Exercise requirements
"acute" is the word to look for; say how many lines of the listing below contain it, and nothing else.

Provided material
□ □ □ □ □

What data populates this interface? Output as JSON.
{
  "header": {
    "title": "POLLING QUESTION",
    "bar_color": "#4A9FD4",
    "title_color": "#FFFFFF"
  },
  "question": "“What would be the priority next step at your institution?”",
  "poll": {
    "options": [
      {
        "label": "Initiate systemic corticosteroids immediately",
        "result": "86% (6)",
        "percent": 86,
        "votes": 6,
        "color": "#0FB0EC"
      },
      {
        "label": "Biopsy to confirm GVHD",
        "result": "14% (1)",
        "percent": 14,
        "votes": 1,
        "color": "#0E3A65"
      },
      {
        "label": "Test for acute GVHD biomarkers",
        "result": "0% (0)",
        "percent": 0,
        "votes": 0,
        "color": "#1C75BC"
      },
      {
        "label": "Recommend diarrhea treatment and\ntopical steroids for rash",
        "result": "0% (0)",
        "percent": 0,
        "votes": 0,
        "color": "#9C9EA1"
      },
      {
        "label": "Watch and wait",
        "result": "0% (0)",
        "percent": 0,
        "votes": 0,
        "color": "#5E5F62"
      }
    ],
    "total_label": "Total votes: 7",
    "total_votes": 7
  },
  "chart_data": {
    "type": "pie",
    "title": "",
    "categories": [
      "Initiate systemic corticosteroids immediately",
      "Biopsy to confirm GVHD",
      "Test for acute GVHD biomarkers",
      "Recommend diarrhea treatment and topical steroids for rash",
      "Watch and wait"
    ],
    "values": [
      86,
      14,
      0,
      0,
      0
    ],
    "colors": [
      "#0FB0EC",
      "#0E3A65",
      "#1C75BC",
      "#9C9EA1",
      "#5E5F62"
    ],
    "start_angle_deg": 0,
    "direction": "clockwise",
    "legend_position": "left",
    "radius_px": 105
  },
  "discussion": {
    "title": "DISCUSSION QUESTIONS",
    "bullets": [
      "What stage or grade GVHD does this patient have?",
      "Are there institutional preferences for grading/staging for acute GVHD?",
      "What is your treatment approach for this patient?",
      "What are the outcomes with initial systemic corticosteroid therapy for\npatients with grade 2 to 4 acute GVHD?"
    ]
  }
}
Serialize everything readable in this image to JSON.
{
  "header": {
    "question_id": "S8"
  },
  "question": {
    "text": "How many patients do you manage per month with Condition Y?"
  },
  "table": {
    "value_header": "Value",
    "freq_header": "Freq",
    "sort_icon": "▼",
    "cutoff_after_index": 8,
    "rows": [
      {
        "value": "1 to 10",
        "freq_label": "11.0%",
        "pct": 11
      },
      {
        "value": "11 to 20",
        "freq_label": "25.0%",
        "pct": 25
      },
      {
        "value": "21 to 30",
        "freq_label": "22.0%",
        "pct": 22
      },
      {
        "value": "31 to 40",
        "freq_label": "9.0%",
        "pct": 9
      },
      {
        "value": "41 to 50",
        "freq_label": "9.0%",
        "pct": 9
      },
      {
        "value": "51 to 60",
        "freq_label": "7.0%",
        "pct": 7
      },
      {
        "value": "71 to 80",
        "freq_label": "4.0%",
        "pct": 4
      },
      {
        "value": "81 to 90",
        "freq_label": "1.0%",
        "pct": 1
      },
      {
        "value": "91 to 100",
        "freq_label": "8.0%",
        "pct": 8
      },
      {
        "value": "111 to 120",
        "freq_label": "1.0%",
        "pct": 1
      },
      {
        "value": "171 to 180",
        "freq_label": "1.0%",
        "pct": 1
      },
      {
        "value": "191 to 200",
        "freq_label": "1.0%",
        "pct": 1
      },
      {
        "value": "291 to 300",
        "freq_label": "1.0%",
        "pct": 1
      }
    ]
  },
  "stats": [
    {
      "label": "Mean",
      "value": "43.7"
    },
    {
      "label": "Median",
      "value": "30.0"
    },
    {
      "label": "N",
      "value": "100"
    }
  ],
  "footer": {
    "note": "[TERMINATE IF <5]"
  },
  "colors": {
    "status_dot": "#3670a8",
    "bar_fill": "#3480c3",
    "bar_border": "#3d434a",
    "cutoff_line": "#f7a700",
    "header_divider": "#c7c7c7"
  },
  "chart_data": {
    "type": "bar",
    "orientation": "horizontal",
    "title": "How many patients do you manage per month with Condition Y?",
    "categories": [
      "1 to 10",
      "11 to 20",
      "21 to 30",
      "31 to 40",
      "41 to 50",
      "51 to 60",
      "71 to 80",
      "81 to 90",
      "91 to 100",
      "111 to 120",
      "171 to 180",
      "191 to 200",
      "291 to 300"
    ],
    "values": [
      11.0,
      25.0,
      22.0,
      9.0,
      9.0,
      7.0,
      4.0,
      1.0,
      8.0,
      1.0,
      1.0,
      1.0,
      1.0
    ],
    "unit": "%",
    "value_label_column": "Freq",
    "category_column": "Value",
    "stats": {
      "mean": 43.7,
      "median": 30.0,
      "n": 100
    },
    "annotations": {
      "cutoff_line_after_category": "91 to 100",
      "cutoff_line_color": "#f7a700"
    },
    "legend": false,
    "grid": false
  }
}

□ □ □ □ □

Reply
4